>> START

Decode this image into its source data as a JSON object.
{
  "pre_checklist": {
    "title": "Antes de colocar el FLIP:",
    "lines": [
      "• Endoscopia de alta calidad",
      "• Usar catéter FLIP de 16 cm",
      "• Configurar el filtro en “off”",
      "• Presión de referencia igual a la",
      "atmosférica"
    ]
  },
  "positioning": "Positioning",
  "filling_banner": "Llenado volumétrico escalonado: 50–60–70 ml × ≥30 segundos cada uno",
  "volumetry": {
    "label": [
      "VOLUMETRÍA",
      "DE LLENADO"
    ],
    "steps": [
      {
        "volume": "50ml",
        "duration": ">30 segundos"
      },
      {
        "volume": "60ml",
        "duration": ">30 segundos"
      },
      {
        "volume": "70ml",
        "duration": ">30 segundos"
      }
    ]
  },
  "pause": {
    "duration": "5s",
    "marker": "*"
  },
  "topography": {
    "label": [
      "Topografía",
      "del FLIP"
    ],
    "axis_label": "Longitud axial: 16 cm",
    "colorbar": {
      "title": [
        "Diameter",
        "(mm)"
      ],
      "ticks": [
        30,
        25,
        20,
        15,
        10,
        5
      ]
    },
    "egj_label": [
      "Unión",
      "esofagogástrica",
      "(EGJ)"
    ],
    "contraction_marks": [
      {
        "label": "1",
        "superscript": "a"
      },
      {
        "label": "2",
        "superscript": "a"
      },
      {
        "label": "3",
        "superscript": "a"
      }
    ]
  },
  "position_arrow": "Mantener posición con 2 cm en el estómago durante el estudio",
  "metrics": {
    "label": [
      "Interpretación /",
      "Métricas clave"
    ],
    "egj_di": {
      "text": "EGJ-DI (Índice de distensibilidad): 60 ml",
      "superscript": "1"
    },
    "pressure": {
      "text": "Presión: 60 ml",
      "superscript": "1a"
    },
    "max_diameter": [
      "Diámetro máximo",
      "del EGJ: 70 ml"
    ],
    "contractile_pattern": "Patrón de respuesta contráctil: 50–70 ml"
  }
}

>> END

GIVEN PROBLEM. Among the entries, how many lines include the word "title"? Answer with a single number and nothing further.

THE REPLY. 2